■ EXERCISE GOAL ■
Locate and copy each line in the data that contains the word "صنایع".

■ RAW RECORDS ■
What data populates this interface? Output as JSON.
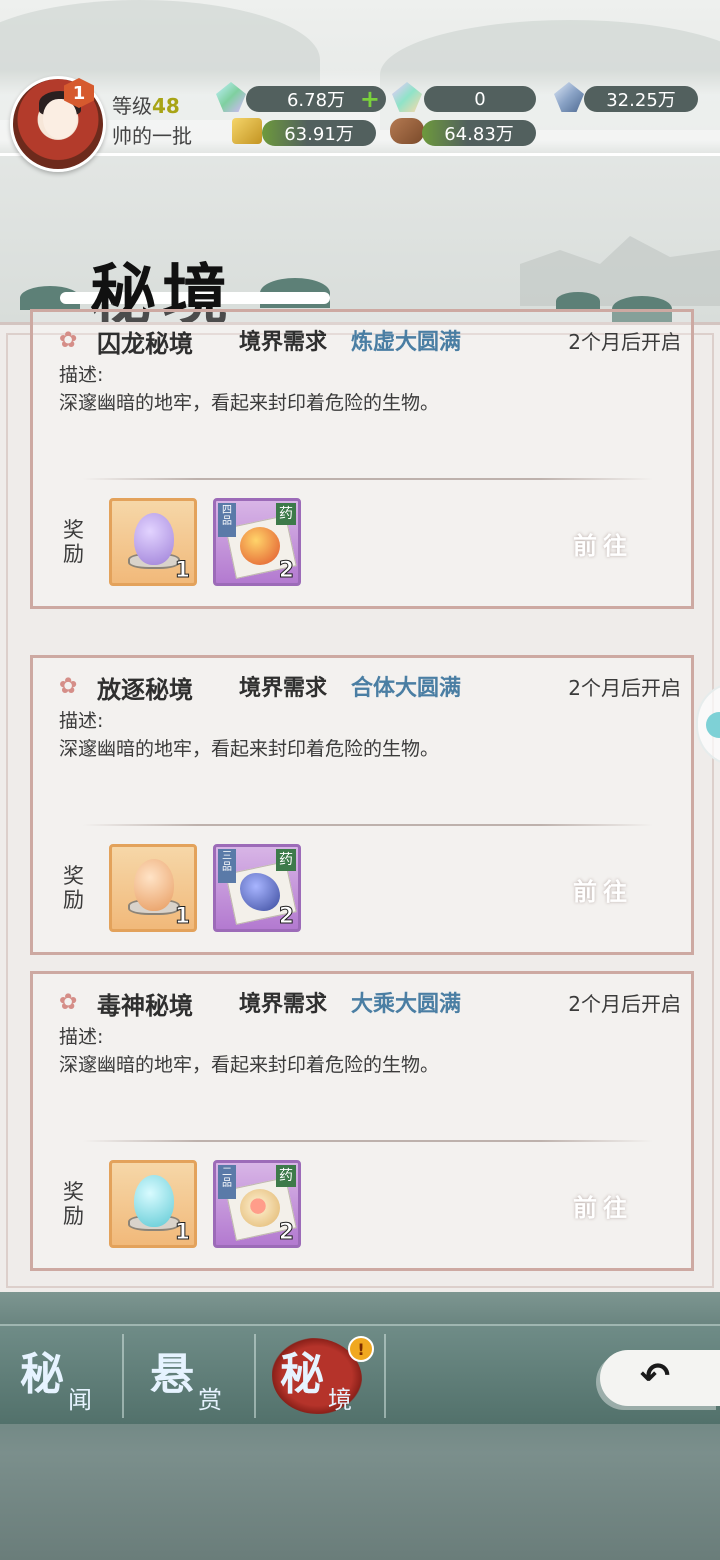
{
  "header": {
    "vip_level": "1",
    "level_label": "等级",
    "level_value": "48",
    "player_name": "帅的一批",
    "resources": {
      "spirit_stone": "6.78万",
      "premium_stone": "0",
      "crystal": "32.25万",
      "gold": "63.91万",
      "wood": "64.83万"
    }
  },
  "page_title": "秘境",
  "cards": [
    {
      "name": "囚龙秘境",
      "req_label": "境界需求",
      "req_value": "炼虚大圆满",
      "open_time": "2个月后开启",
      "desc_label": "描述:",
      "desc": "深邃幽暗的地牢，看起来封印着危险的生物。",
      "reward_label": "奖励",
      "rewards": [
        {
          "icon": "purple-egg-stone",
          "count": "1"
        },
        {
          "icon": "grade-4-herb",
          "grade": "四品",
          "tag": "药",
          "count": "2"
        }
      ],
      "go_label": "前往"
    },
    {
      "name": "放逐秘境",
      "req_label": "境界需求",
      "req_value": "合体大圆满",
      "open_time": "2个月后开启",
      "desc_label": "描述:",
      "desc": "深邃幽暗的地牢，看起来封印着危险的生物。",
      "reward_label": "奖励",
      "rewards": [
        {
          "icon": "orange-egg-stone",
          "count": "1"
        },
        {
          "icon": "grade-3-herb",
          "grade": "三品",
          "tag": "药",
          "count": "2"
        }
      ],
      "go_label": "前往"
    },
    {
      "name": "毒神秘境",
      "req_label": "境界需求",
      "req_value": "大乘大圆满",
      "open_time": "2个月后开启",
      "desc_label": "描述:",
      "desc": "深邃幽暗的地牢，看起来封印着危险的生物。",
      "reward_label": "奖励",
      "rewards": [
        {
          "icon": "cyan-egg-stone",
          "count": "1"
        },
        {
          "icon": "grade-2-herb",
          "grade": "二品",
          "tag": "药",
          "count": "2"
        }
      ],
      "go_label": "前往"
    }
  ],
  "nav": [
    {
      "big": "秘",
      "small": "闻"
    },
    {
      "big": "悬",
      "small": "赏"
    },
    {
      "big": "秘",
      "small": "境"
    }
  ],
  "alert_badge": "!",
  "back_icon": "back-arrow-icon",
  "colors": {
    "requirement_text": "#4a7ea3",
    "card_border": "#cda9a2",
    "nav_active": "#b5332a"
  }
}
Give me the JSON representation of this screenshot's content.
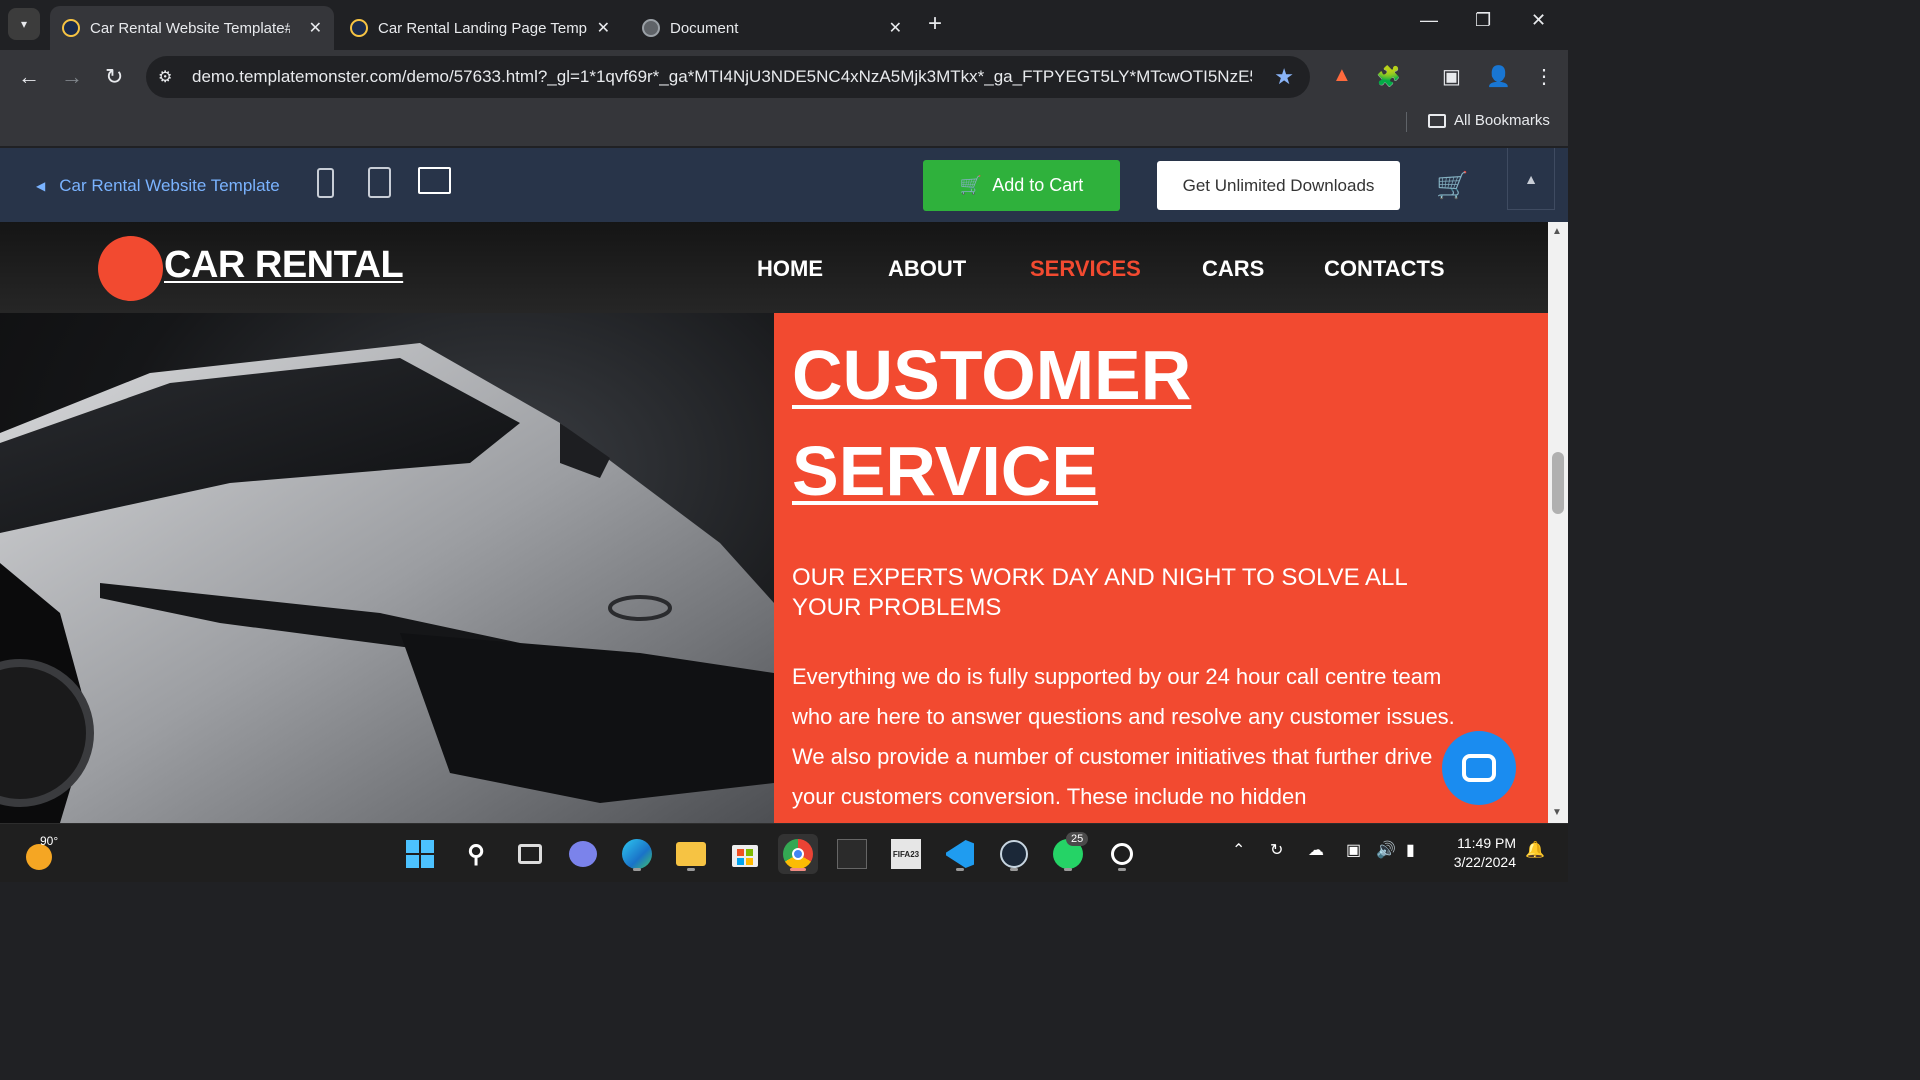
{
  "browser": {
    "tabs": [
      {
        "title": "Car Rental Website Template#5",
        "active": true
      },
      {
        "title": "Car Rental Landing Page Templ...",
        "active": false
      },
      {
        "title": "Document",
        "active": false
      }
    ],
    "url": "demo.templatemonster.com/demo/57633.html?_gl=1*1qvf69r*_ga*MTI4NjU3NDE5NC4xNzA5Mjk3MTkx*_ga_FTPYEGT5LY*MTcwOTI5NzE5...",
    "bookmarks_label": "All Bookmarks",
    "icons": {
      "tab_menu": "▾",
      "new_tab": "+",
      "minimize": "—",
      "restore": "❐",
      "close": "✕",
      "back": "←",
      "forward": "→",
      "reload": "↻",
      "tune": "⚙",
      "star": "★",
      "extension": "🧩",
      "sidepanel": "▣",
      "profile": "👤",
      "more": "⋮"
    }
  },
  "tm_bar": {
    "back_label": "Car Rental Website Template",
    "add_to_cart": "Add to Cart",
    "unlimited": "Get Unlimited Downloads",
    "colors": {
      "bar": "#283449",
      "cart_green": "#2fb13c"
    }
  },
  "site": {
    "logo_text": "CAR RENTAL",
    "nav": [
      {
        "label": "HOME",
        "active": false
      },
      {
        "label": "ABOUT",
        "active": false
      },
      {
        "label": "SERVICES",
        "active": true
      },
      {
        "label": "CARS",
        "active": false
      },
      {
        "label": "CONTACTS",
        "active": false
      }
    ],
    "hero": {
      "title_line1": "CUSTOMER",
      "title_line2": "SERVICE",
      "subtitle": "OUR EXPERTS WORK DAY AND NIGHT TO SOLVE ALL YOUR PROBLEMS",
      "body": "Everything we do is fully supported by our 24 hour call centre team who are here to answer questions and resolve any customer issues. We also provide a number of customer initiatives that further drive your customers conversion. These include no hidden"
    },
    "colors": {
      "accent": "#f24a30",
      "chat_blue": "#1a8cf0"
    }
  },
  "taskbar": {
    "weather_temp": "90°",
    "apps": [
      {
        "name": "start"
      },
      {
        "name": "search"
      },
      {
        "name": "task-view"
      },
      {
        "name": "teams"
      },
      {
        "name": "edge"
      },
      {
        "name": "file-explorer"
      },
      {
        "name": "store"
      },
      {
        "name": "chrome"
      },
      {
        "name": "pes"
      },
      {
        "name": "fifa"
      },
      {
        "name": "vscode"
      },
      {
        "name": "steam"
      },
      {
        "name": "whatsapp"
      },
      {
        "name": "other-app"
      }
    ],
    "whatsapp_badge": "25",
    "fifa_label": "FIFA23",
    "time": "11:49 PM",
    "date": "3/22/2024"
  }
}
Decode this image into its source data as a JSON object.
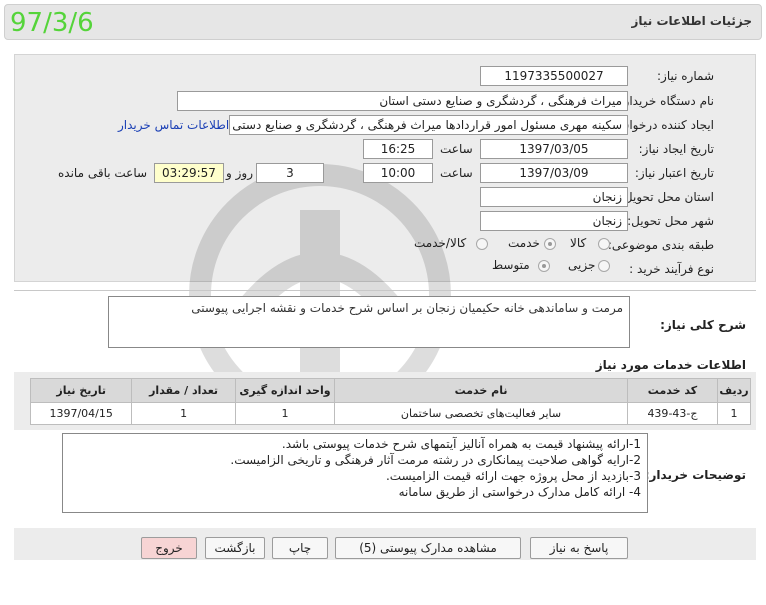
{
  "header": {
    "title": "جزئیات اطلاعات نیاز",
    "stamp_date": "97/3/6"
  },
  "form": {
    "need_number": {
      "label": "شماره نیاز:",
      "value": "1197335500027"
    },
    "buyer_org": {
      "label": "نام دستگاه خریدار:",
      "value": "میراث فرهنگی ، گردشگری و صنایع دستی استان"
    },
    "requester": {
      "label": "ایجاد کننده درخواست:",
      "value": "سکینه مهری مسئول امور قراردادها  میراث فرهنگی ، گردشگری و صنایع دستی",
      "contact_link": "اطلاعات تماس خریدار"
    },
    "created": {
      "label": "تاریخ ایجاد نیاز:",
      "date": "1397/03/05",
      "time_label": "ساعت",
      "time": "16:25"
    },
    "validity": {
      "label": "تاریخ اعتبار نیاز:",
      "date": "1397/03/09",
      "time_label": "ساعت",
      "time": "10:00",
      "days": "3",
      "days_label": "روز و",
      "remaining": "03:29:57",
      "remaining_label": "ساعت باقی مانده"
    },
    "province": {
      "label": "استان محل تحویل:",
      "value": "زنجان"
    },
    "city": {
      "label": "شهر محل تحویل:",
      "value": "زنجان"
    },
    "category": {
      "label": "طبقه بندی موضوعی:",
      "options": [
        "کالا",
        "خدمت",
        "کالا/خدمت"
      ],
      "selected": "خدمت"
    },
    "purchase_type": {
      "label": "نوع فرآیند خرید :",
      "options": [
        "جزیی",
        "متوسط"
      ],
      "selected": "متوسط"
    }
  },
  "description": {
    "label": "شرح کلی نیاز:",
    "text": "مرمت و ساماندهی خانه حکیمیان زنجان بر اساس شرح خدمات و نقشه اجرایی پیوستی"
  },
  "services": {
    "title": "اطلاعات خدمات مورد نیاز",
    "columns": [
      "ردیف",
      "کد خدمت",
      "نام خدمت",
      "واحد اندازه گیری",
      "تعداد / مقدار",
      "تاریخ نیاز"
    ],
    "rows": [
      [
        "1",
        "ج-43-439",
        "سایر فعالیت‌های تخصصی ساختمان",
        "1",
        "1",
        "1397/04/15"
      ]
    ]
  },
  "buyer_notes": {
    "label": "توضیحات خریدار:",
    "lines": [
      "1-ارائه پیشنهاد قیمت به همراه آنالیز آیتمهای شرح خدمات پیوستی باشد.",
      "2-ارایه گواهی صلاحیت پیمانکاری در رشته مرمت آثار فرهنگی و تاریخی الزامیست.",
      "3-بازدید از محل پروژه جهت ارائه قیمت الزامیست.",
      "4- ارائه کامل مدارک درخواستی از طریق سامانه"
    ]
  },
  "buttons": {
    "reply": "پاسخ به نیاز",
    "attachments": "مشاهده مدارک پیوستی (5)",
    "print": "چاپ",
    "back": "بازگشت",
    "exit": "خروج"
  },
  "colors": {
    "exit_bg": "#f7d4d4",
    "stamp": "#55d43a",
    "link": "#1a3fb5"
  }
}
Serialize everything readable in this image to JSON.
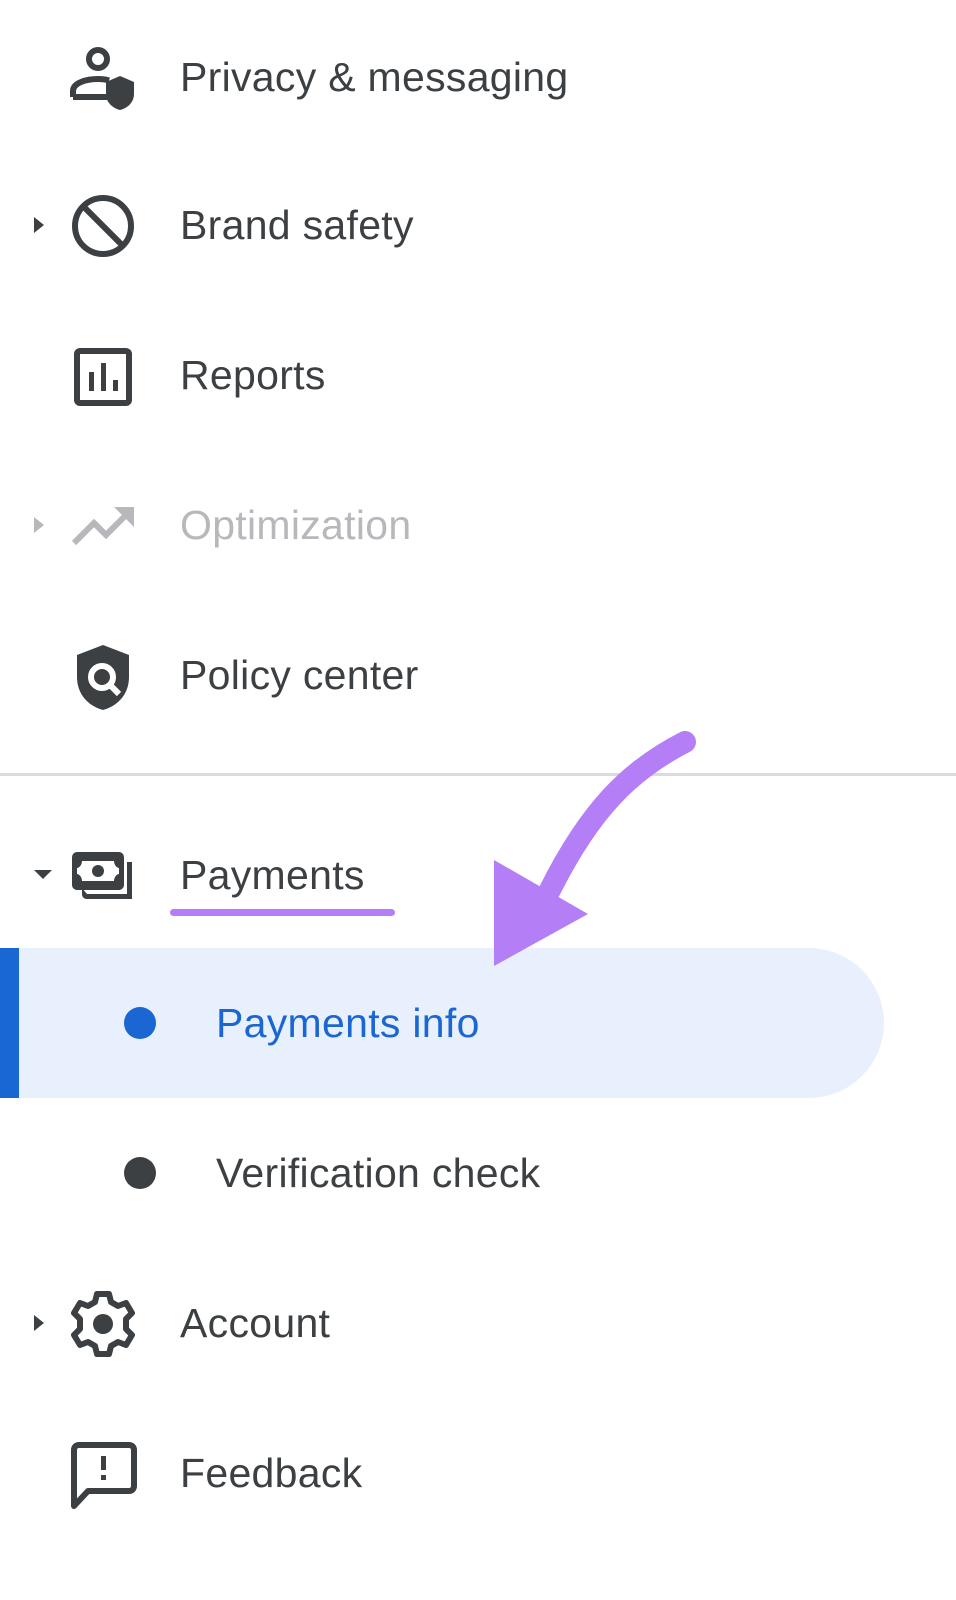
{
  "nav": {
    "items": [
      {
        "label": "Privacy & messaging",
        "icon": "privacy-shield-person-icon",
        "expandable": false,
        "disabled": false
      },
      {
        "label": "Brand safety",
        "icon": "block-icon",
        "expandable": true,
        "expanded": false,
        "disabled": false
      },
      {
        "label": "Reports",
        "icon": "bar-chart-icon",
        "expandable": false,
        "disabled": false
      },
      {
        "label": "Optimization",
        "icon": "trending-up-icon",
        "expandable": true,
        "expanded": false,
        "disabled": true
      },
      {
        "label": "Policy center",
        "icon": "policy-shield-search-icon",
        "expandable": false,
        "disabled": false
      },
      {
        "label": "Payments",
        "icon": "payments-money-icon",
        "expandable": true,
        "expanded": true,
        "disabled": false,
        "children": [
          {
            "label": "Payments info",
            "active": true
          },
          {
            "label": "Verification check",
            "active": false
          }
        ]
      },
      {
        "label": "Account",
        "icon": "gear-icon",
        "expandable": true,
        "expanded": false,
        "disabled": false
      },
      {
        "label": "Feedback",
        "icon": "feedback-icon",
        "expandable": false,
        "disabled": false
      }
    ]
  },
  "annotation": {
    "highlight_color": "#b47ef7",
    "target": "Payments info"
  },
  "colors": {
    "text": "#3c4043",
    "disabled_text": "#b6b8bb",
    "active_text": "#1a66d2",
    "active_bg": "#e8f0fe",
    "active_bar": "#1967d2",
    "divider": "#dadce0"
  }
}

■ RIGHT ANSWER ■
      "value": "میراث فرهنگی ، گردشگری و صنایع دستی استان"
      "value": "سکینه مهری مسئول امور قراردادها  میراث فرهنگی ، گردشگری و صنایع دستی",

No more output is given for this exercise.